BEGIN
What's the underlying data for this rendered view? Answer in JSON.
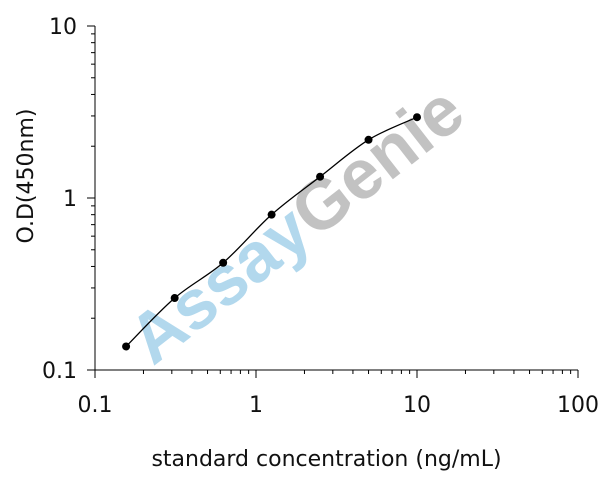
{
  "chart_data": {
    "type": "scatter",
    "x_scale": "log",
    "y_scale": "log",
    "xlim": [
      0.1,
      100
    ],
    "ylim": [
      0.1,
      10
    ],
    "x_ticks": [
      0.1,
      1,
      10,
      100
    ],
    "y_ticks": [
      0.1,
      1,
      10
    ],
    "x_tick_labels": [
      "0.1",
      "1",
      "10",
      "100"
    ],
    "y_tick_labels": [
      "0.1",
      "1",
      "10"
    ],
    "xlabel": "standard concentration (ng/mL)",
    "ylabel": "O.D(450nm)",
    "grid": false,
    "fit_line": true,
    "series": [
      {
        "x": [
          0.156,
          0.3125,
          0.625,
          1.25,
          2.5,
          5,
          10
        ],
        "y": [
          0.137,
          0.262,
          0.42,
          0.8,
          1.33,
          2.18,
          2.95
        ]
      }
    ],
    "colors": {
      "points": "#000000",
      "line": "#000000",
      "watermark_blue": "#9fcfe9",
      "watermark_gray": "#b4b4b4"
    }
  },
  "watermark": {
    "part1": "Assay",
    "part2": "Genie"
  }
}
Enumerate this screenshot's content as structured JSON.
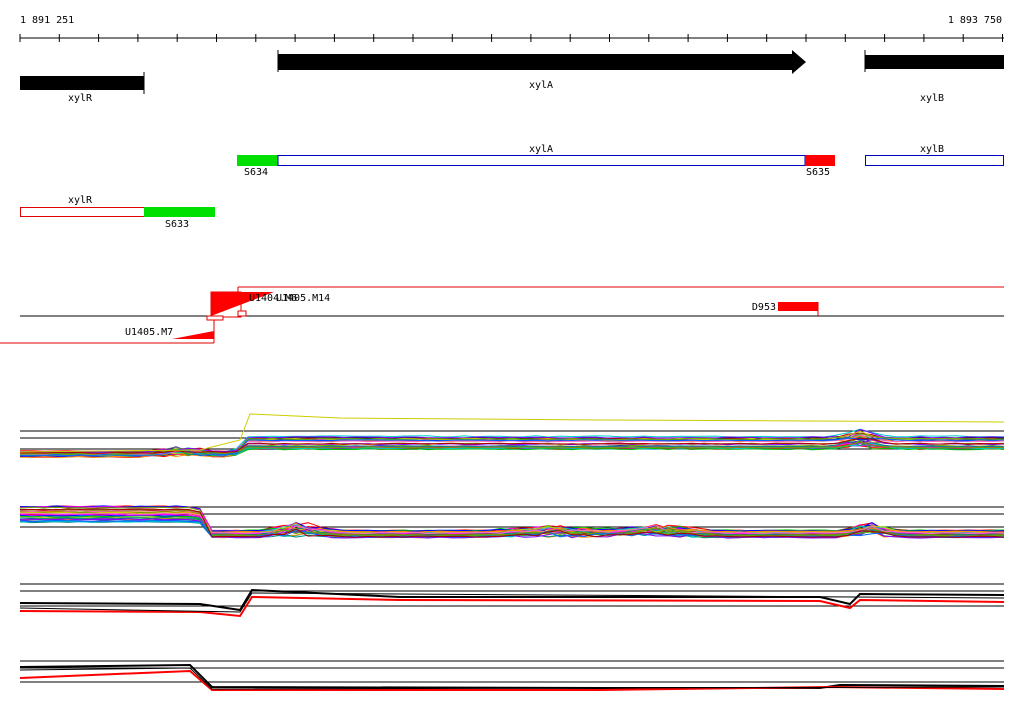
{
  "ruler": {
    "start_label": "1 891 251",
    "end_label": "1 893 750"
  },
  "genes": {
    "xylR": "xylR",
    "xylA": "xylA",
    "xylB": "xylB"
  },
  "transcripts": {
    "xylA": "xylA",
    "xylB": "xylB",
    "xylR": "xylR"
  },
  "segments": {
    "s634": "S634",
    "s635": "S635",
    "s633": "S633"
  },
  "features": {
    "u1404_overlap": "U1404.M6",
    "u1405_m14": "U1405.M14",
    "u1405_m7": "U1405.M7",
    "d953": "D953"
  },
  "colors": {
    "background": "#ffffff",
    "gene": "#000000",
    "transcript_outline_blue": "#0000c0",
    "transcript_outline_red": "#e00000",
    "segment_green": "#00e000",
    "segment_red": "#ff0000"
  }
}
END
» **Work to complete**
Every line containing the word "JSON" must be copied from the material above.

» **Expected answer**
What's the underlying data for this rendered view? Answer in JSON.
Enumerate this screenshot's content as structured JSON.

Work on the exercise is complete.